--- START OF Data excerpts ---

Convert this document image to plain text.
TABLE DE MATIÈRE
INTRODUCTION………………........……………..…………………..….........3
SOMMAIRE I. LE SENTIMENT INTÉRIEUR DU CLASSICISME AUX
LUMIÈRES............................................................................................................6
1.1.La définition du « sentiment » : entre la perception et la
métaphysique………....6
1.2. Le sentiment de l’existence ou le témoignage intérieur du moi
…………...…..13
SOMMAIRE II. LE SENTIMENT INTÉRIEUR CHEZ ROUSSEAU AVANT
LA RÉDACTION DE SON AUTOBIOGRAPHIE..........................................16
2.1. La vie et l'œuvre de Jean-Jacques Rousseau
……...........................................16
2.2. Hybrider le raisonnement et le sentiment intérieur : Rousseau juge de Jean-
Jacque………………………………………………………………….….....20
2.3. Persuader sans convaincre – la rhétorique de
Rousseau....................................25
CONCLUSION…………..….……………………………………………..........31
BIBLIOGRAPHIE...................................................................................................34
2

--- END OF Data excerpts ---

* **The exercise**: Copy all lines from the material that hold "SOMMAIRE".

* **Output for this exercise**:
SOMMAIRE I. LE SENTIMENT INTÉRIEUR DU CLASSICISME AUX
SOMMAIRE II. LE SENTIMENT INTÉRIEUR CHEZ ROUSSEAU AVANT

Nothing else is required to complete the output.